Goal of the exercise
Identify every line in the records below that contains the word "brand", and reproduce each one.

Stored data

· · · ·

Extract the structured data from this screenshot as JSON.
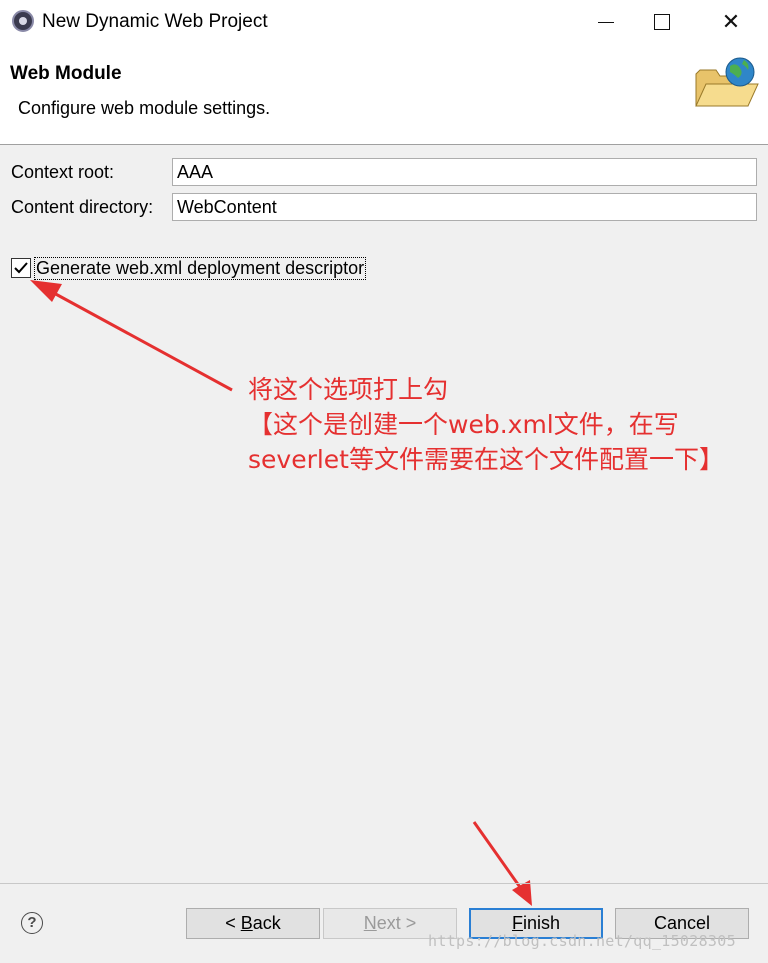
{
  "window": {
    "title": "New Dynamic Web Project",
    "icon": "eclipse-icon"
  },
  "header": {
    "title": "Web Module",
    "description": "Configure web module settings.",
    "graphic": "folder-globe-icon"
  },
  "form": {
    "context_root_label": "Context root:",
    "context_root_value": "AAA",
    "content_dir_label": "Content directory:",
    "content_dir_value": "WebContent",
    "generate_xml_label": "Generate web.xml deployment descriptor",
    "generate_xml_checked": true
  },
  "annotation": {
    "line1": "将这个选项打上勾",
    "line2": "【这个是创建一个web.xml文件，在写",
    "line3": "severlet等文件需要在这个文件配置一下】",
    "color": "#e53030"
  },
  "footer": {
    "help": "?",
    "back": "< Back",
    "next": "Next >",
    "finish": "Finish",
    "cancel": "Cancel"
  },
  "watermark": "https://blog.csdn.net/qq_15028305"
}
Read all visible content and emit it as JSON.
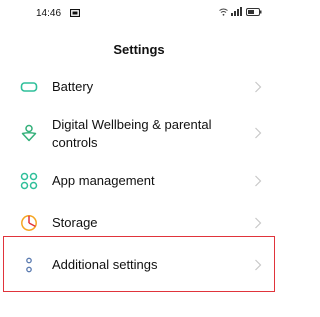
{
  "status_bar": {
    "time": "14:46",
    "icons": [
      "notification-icon",
      "wifi-icon",
      "signal-icon",
      "battery-icon"
    ]
  },
  "header": {
    "title": "Settings"
  },
  "settings_items": [
    {
      "label": "Battery",
      "icon": "battery-icon",
      "color": "#2fbf9a"
    },
    {
      "label_line1": "Digital Wellbeing & parental",
      "label_line2": "controls",
      "icon": "wellbeing-icon",
      "color": "#34b07a"
    },
    {
      "label": "App management",
      "icon": "apps-icon",
      "color": "#2fbf9a"
    },
    {
      "label": "Storage",
      "icon": "storage-icon",
      "color": "#f5a623"
    },
    {
      "label": "Additional settings",
      "icon": "more-icon",
      "color": "#5b7bb0"
    }
  ],
  "colors": {
    "highlight": "#e0343b",
    "chevron": "#c8c8c8"
  }
}
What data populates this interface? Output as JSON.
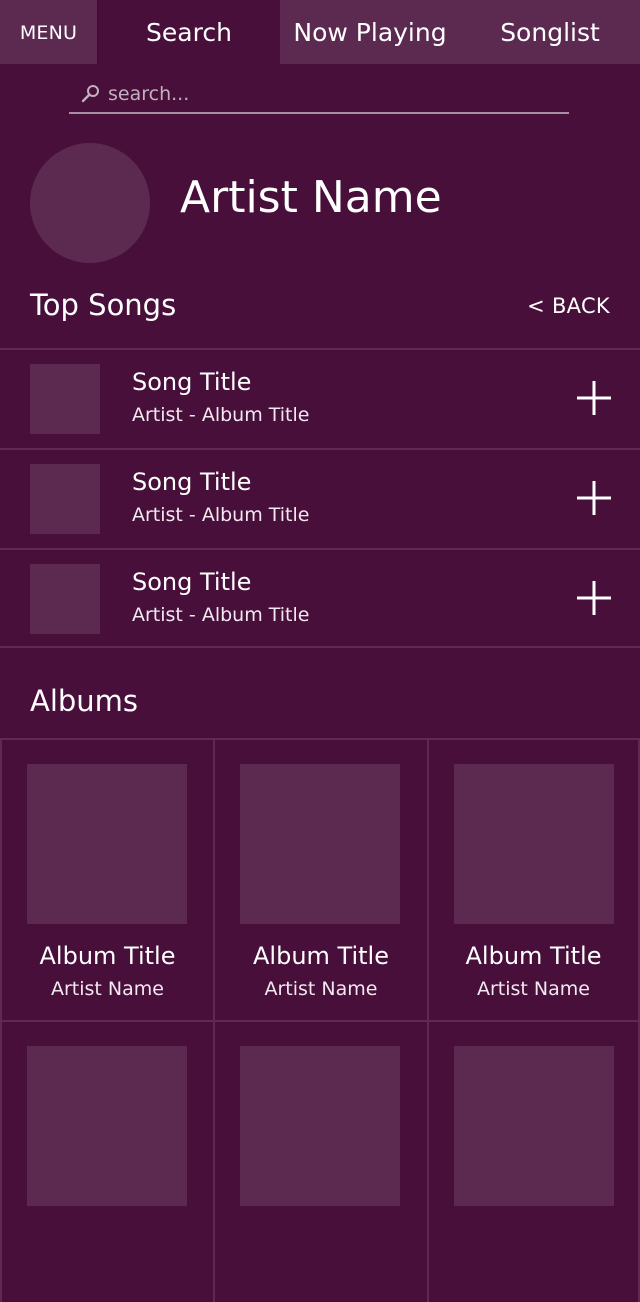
{
  "colors": {
    "background": "#470f3a",
    "tile": "#5c2a51",
    "divider": "#5e2a53",
    "text": "#ffffff"
  },
  "nav": {
    "menu_label": "MENU",
    "tabs": [
      {
        "label": "Search",
        "active": true
      },
      {
        "label": "Now Playing",
        "active": false
      },
      {
        "label": "Songlist",
        "active": false
      }
    ]
  },
  "search": {
    "placeholder": "search...",
    "value": "",
    "icon": "search-icon"
  },
  "artist": {
    "name": "Artist Name"
  },
  "top_songs": {
    "heading": "Top Songs",
    "back_label": "< BACK",
    "items": [
      {
        "title": "Song Title",
        "subtitle": "Artist - Album Title",
        "action_icon": "plus-icon"
      },
      {
        "title": "Song Title",
        "subtitle": "Artist - Album Title",
        "action_icon": "plus-icon"
      },
      {
        "title": "Song Title",
        "subtitle": "Artist - Album Title",
        "action_icon": "plus-icon"
      }
    ]
  },
  "albums": {
    "heading": "Albums",
    "items": [
      {
        "title": "Album Title",
        "artist": "Artist Name"
      },
      {
        "title": "Album Title",
        "artist": "Artist Name"
      },
      {
        "title": "Album Title",
        "artist": "Artist Name"
      },
      {
        "title": "",
        "artist": ""
      },
      {
        "title": "",
        "artist": ""
      },
      {
        "title": "",
        "artist": ""
      }
    ]
  }
}
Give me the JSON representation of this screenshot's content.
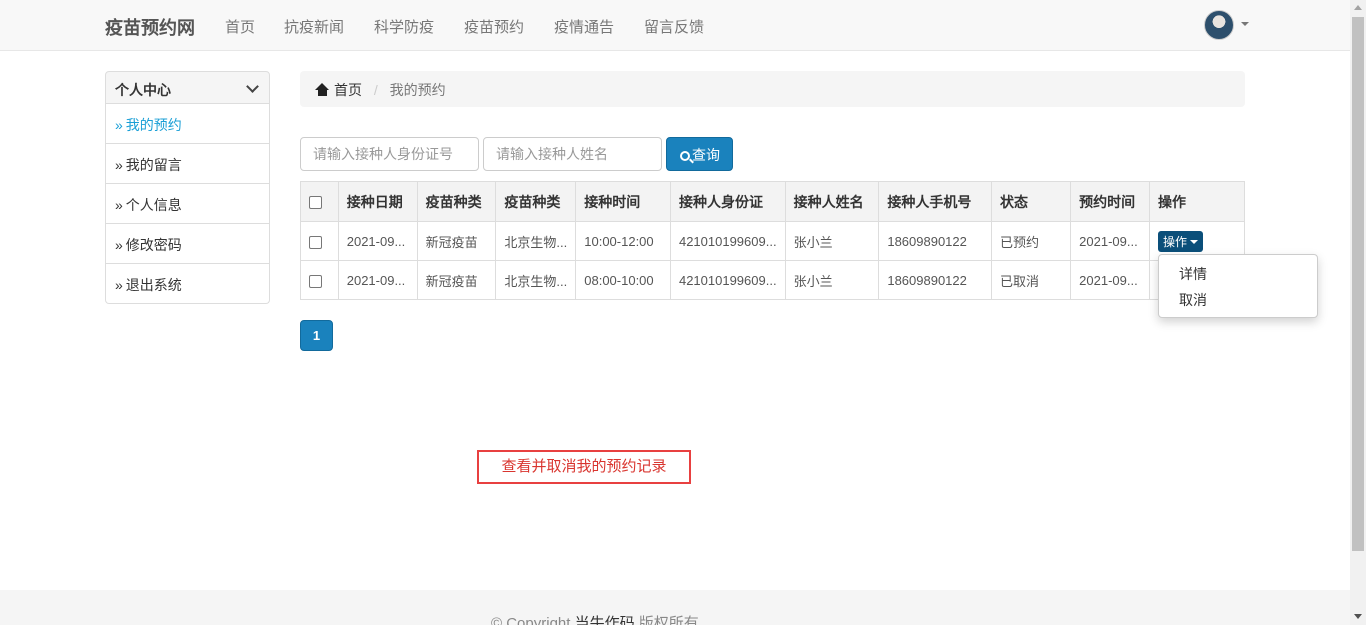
{
  "navbar": {
    "brand": "疫苗预约网",
    "links": [
      "首页",
      "抗疫新闻",
      "科学防疫",
      "疫苗预约",
      "疫情通告",
      "留言反馈"
    ]
  },
  "sidebar": {
    "title": "个人中心",
    "items": [
      {
        "label": "我的预约"
      },
      {
        "label": "我的留言"
      },
      {
        "label": "个人信息"
      },
      {
        "label": "修改密码"
      },
      {
        "label": "退出系统"
      }
    ],
    "bullet": "»"
  },
  "breadcrumb": {
    "home": "首页",
    "separator": "/",
    "current": "我的预约"
  },
  "search": {
    "id_placeholder": "请输入接种人身份证号",
    "name_placeholder": "请输入接种人姓名",
    "button_label": "查询"
  },
  "table": {
    "headers": [
      "接种日期",
      "疫苗种类",
      "疫苗种类",
      "接种时间",
      "接种人身份证",
      "接种人姓名",
      "接种人手机号",
      "状态",
      "预约时间",
      "操作"
    ],
    "rows": [
      [
        "2021-09...",
        "新冠疫苗",
        "北京生物...",
        "10:00-12:00",
        "421010199609...",
        "张小兰",
        "18609890122",
        "已预约",
        "2021-09..."
      ],
      [
        "2021-09...",
        "新冠疫苗",
        "北京生物...",
        "08:00-10:00",
        "421010199609...",
        "张小兰",
        "18609890122",
        "已取消",
        "2021-09..."
      ]
    ],
    "action_label": "操作"
  },
  "dropdown": {
    "items": [
      "详情",
      "取消"
    ]
  },
  "pagination": {
    "current_page": "1"
  },
  "annotation": "查看并取消我的预约记录",
  "footer": {
    "prefix": "© Copyright ",
    "name": "当牛作码",
    "suffix": " 版权所有"
  },
  "colors": {
    "primary": "#1a82bd",
    "active_link": "#1a9fd6",
    "annotation": "#e84040"
  }
}
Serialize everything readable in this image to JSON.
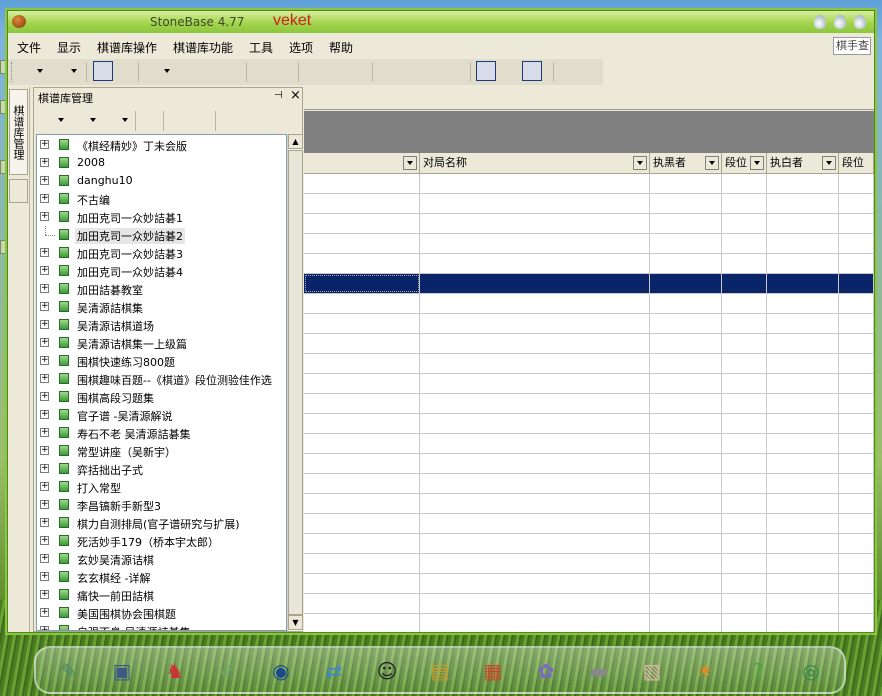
{
  "window": {
    "title": "StoneBase 4.77",
    "brand": "veket"
  },
  "menu": {
    "items": [
      "文件",
      "显示",
      "棋谱库操作",
      "棋谱库功能",
      "工具",
      "选项",
      "帮助"
    ],
    "search_placeholder": "棋手查"
  },
  "side_tab": {
    "label": "棋谱库管理"
  },
  "panel": {
    "title": "棋谱库管理",
    "pin_glyph": "⊣",
    "close_glyph": "×"
  },
  "tree": {
    "items": [
      "《棋经精妙》丁未会版",
      "2008",
      "danghu10",
      "不古编",
      "加田克司一众妙詰碁1",
      "加田克司一众妙詰碁2",
      "加田克司一众妙詰碁3",
      "加田克司一众妙詰碁4",
      "加田詰碁教室",
      "吴清源詰棋集",
      "吴清源诘棋道场",
      "吴清源诘棋集一上级篇",
      "围棋快速练习800题",
      "围棋趣味百题--《棋道》段位测验佳作选",
      "围棋高段习题集",
      "官子谱 -吴清源解说",
      "寿石不老  吴清源詰碁集",
      "常型讲座（吴新宇）",
      "弈括拙出子式",
      "打入常型",
      "李昌镐新手新型3",
      "棋力自测排局(官子谱研究与扩展)",
      "死活妙手179（桥本宇太郎）",
      "玄妙吴清源诘棋",
      "玄玄棋经  -详解",
      "痛快一前田詰棋",
      "美国围棋协会围棋题",
      "自强不息  吴清源詰碁集"
    ],
    "selected_index": 5
  },
  "grid": {
    "columns": [
      "",
      "对局名称",
      "执黑者",
      "段位",
      "执白者",
      "段位"
    ],
    "row_count": 23,
    "selected_row": 5
  },
  "colors": {
    "selection": "#0a246a",
    "titlebar": "#a4d44e",
    "brand": "#d02020"
  },
  "dock": {
    "icons": [
      "drawing-icon",
      "monitor-icon",
      "pet-icon",
      "notes-icon",
      "media-player-icon",
      "network-icon",
      "penguin-icon",
      "notebook-icon",
      "chart-icon",
      "paint-icon",
      "usb-drive-icon",
      "image-icon",
      "lion-icon",
      "help-icon",
      "camera-icon"
    ]
  }
}
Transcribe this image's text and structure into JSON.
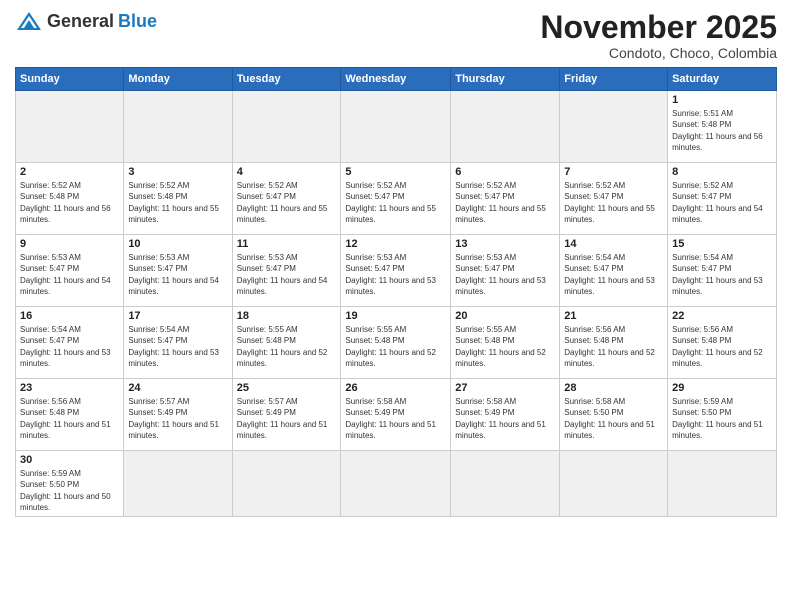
{
  "header": {
    "logo_general": "General",
    "logo_blue": "Blue",
    "title": "November 2025",
    "location": "Condoto, Choco, Colombia"
  },
  "days_of_week": [
    "Sunday",
    "Monday",
    "Tuesday",
    "Wednesday",
    "Thursday",
    "Friday",
    "Saturday"
  ],
  "weeks": [
    [
      {
        "day": "",
        "empty": true
      },
      {
        "day": "",
        "empty": true
      },
      {
        "day": "",
        "empty": true
      },
      {
        "day": "",
        "empty": true
      },
      {
        "day": "",
        "empty": true
      },
      {
        "day": "",
        "empty": true
      },
      {
        "day": "1",
        "sunrise": "Sunrise: 5:51 AM",
        "sunset": "Sunset: 5:48 PM",
        "daylight": "Daylight: 11 hours and 56 minutes."
      }
    ],
    [
      {
        "day": "2",
        "sunrise": "Sunrise: 5:52 AM",
        "sunset": "Sunset: 5:48 PM",
        "daylight": "Daylight: 11 hours and 56 minutes."
      },
      {
        "day": "3",
        "sunrise": "Sunrise: 5:52 AM",
        "sunset": "Sunset: 5:48 PM",
        "daylight": "Daylight: 11 hours and 55 minutes."
      },
      {
        "day": "4",
        "sunrise": "Sunrise: 5:52 AM",
        "sunset": "Sunset: 5:47 PM",
        "daylight": "Daylight: 11 hours and 55 minutes."
      },
      {
        "day": "5",
        "sunrise": "Sunrise: 5:52 AM",
        "sunset": "Sunset: 5:47 PM",
        "daylight": "Daylight: 11 hours and 55 minutes."
      },
      {
        "day": "6",
        "sunrise": "Sunrise: 5:52 AM",
        "sunset": "Sunset: 5:47 PM",
        "daylight": "Daylight: 11 hours and 55 minutes."
      },
      {
        "day": "7",
        "sunrise": "Sunrise: 5:52 AM",
        "sunset": "Sunset: 5:47 PM",
        "daylight": "Daylight: 11 hours and 55 minutes."
      },
      {
        "day": "8",
        "sunrise": "Sunrise: 5:52 AM",
        "sunset": "Sunset: 5:47 PM",
        "daylight": "Daylight: 11 hours and 54 minutes."
      }
    ],
    [
      {
        "day": "9",
        "sunrise": "Sunrise: 5:53 AM",
        "sunset": "Sunset: 5:47 PM",
        "daylight": "Daylight: 11 hours and 54 minutes."
      },
      {
        "day": "10",
        "sunrise": "Sunrise: 5:53 AM",
        "sunset": "Sunset: 5:47 PM",
        "daylight": "Daylight: 11 hours and 54 minutes."
      },
      {
        "day": "11",
        "sunrise": "Sunrise: 5:53 AM",
        "sunset": "Sunset: 5:47 PM",
        "daylight": "Daylight: 11 hours and 54 minutes."
      },
      {
        "day": "12",
        "sunrise": "Sunrise: 5:53 AM",
        "sunset": "Sunset: 5:47 PM",
        "daylight": "Daylight: 11 hours and 53 minutes."
      },
      {
        "day": "13",
        "sunrise": "Sunrise: 5:53 AM",
        "sunset": "Sunset: 5:47 PM",
        "daylight": "Daylight: 11 hours and 53 minutes."
      },
      {
        "day": "14",
        "sunrise": "Sunrise: 5:54 AM",
        "sunset": "Sunset: 5:47 PM",
        "daylight": "Daylight: 11 hours and 53 minutes."
      },
      {
        "day": "15",
        "sunrise": "Sunrise: 5:54 AM",
        "sunset": "Sunset: 5:47 PM",
        "daylight": "Daylight: 11 hours and 53 minutes."
      }
    ],
    [
      {
        "day": "16",
        "sunrise": "Sunrise: 5:54 AM",
        "sunset": "Sunset: 5:47 PM",
        "daylight": "Daylight: 11 hours and 53 minutes."
      },
      {
        "day": "17",
        "sunrise": "Sunrise: 5:54 AM",
        "sunset": "Sunset: 5:47 PM",
        "daylight": "Daylight: 11 hours and 53 minutes."
      },
      {
        "day": "18",
        "sunrise": "Sunrise: 5:55 AM",
        "sunset": "Sunset: 5:48 PM",
        "daylight": "Daylight: 11 hours and 52 minutes."
      },
      {
        "day": "19",
        "sunrise": "Sunrise: 5:55 AM",
        "sunset": "Sunset: 5:48 PM",
        "daylight": "Daylight: 11 hours and 52 minutes."
      },
      {
        "day": "20",
        "sunrise": "Sunrise: 5:55 AM",
        "sunset": "Sunset: 5:48 PM",
        "daylight": "Daylight: 11 hours and 52 minutes."
      },
      {
        "day": "21",
        "sunrise": "Sunrise: 5:56 AM",
        "sunset": "Sunset: 5:48 PM",
        "daylight": "Daylight: 11 hours and 52 minutes."
      },
      {
        "day": "22",
        "sunrise": "Sunrise: 5:56 AM",
        "sunset": "Sunset: 5:48 PM",
        "daylight": "Daylight: 11 hours and 52 minutes."
      }
    ],
    [
      {
        "day": "23",
        "sunrise": "Sunrise: 5:56 AM",
        "sunset": "Sunset: 5:48 PM",
        "daylight": "Daylight: 11 hours and 51 minutes."
      },
      {
        "day": "24",
        "sunrise": "Sunrise: 5:57 AM",
        "sunset": "Sunset: 5:49 PM",
        "daylight": "Daylight: 11 hours and 51 minutes."
      },
      {
        "day": "25",
        "sunrise": "Sunrise: 5:57 AM",
        "sunset": "Sunset: 5:49 PM",
        "daylight": "Daylight: 11 hours and 51 minutes."
      },
      {
        "day": "26",
        "sunrise": "Sunrise: 5:58 AM",
        "sunset": "Sunset: 5:49 PM",
        "daylight": "Daylight: 11 hours and 51 minutes."
      },
      {
        "day": "27",
        "sunrise": "Sunrise: 5:58 AM",
        "sunset": "Sunset: 5:49 PM",
        "daylight": "Daylight: 11 hours and 51 minutes."
      },
      {
        "day": "28",
        "sunrise": "Sunrise: 5:58 AM",
        "sunset": "Sunset: 5:50 PM",
        "daylight": "Daylight: 11 hours and 51 minutes."
      },
      {
        "day": "29",
        "sunrise": "Sunrise: 5:59 AM",
        "sunset": "Sunset: 5:50 PM",
        "daylight": "Daylight: 11 hours and 51 minutes."
      }
    ],
    [
      {
        "day": "30",
        "sunrise": "Sunrise: 5:59 AM",
        "sunset": "Sunset: 5:50 PM",
        "daylight": "Daylight: 11 hours and 50 minutes.",
        "last": true
      },
      {
        "day": "",
        "empty": true,
        "last": true
      },
      {
        "day": "",
        "empty": true,
        "last": true
      },
      {
        "day": "",
        "empty": true,
        "last": true
      },
      {
        "day": "",
        "empty": true,
        "last": true
      },
      {
        "day": "",
        "empty": true,
        "last": true
      },
      {
        "day": "",
        "empty": true,
        "last": true
      }
    ]
  ]
}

· · · ·

Written answer
    "brand": "疫苗预约网",
    "brand": "veket"
    "brand": "#d02020"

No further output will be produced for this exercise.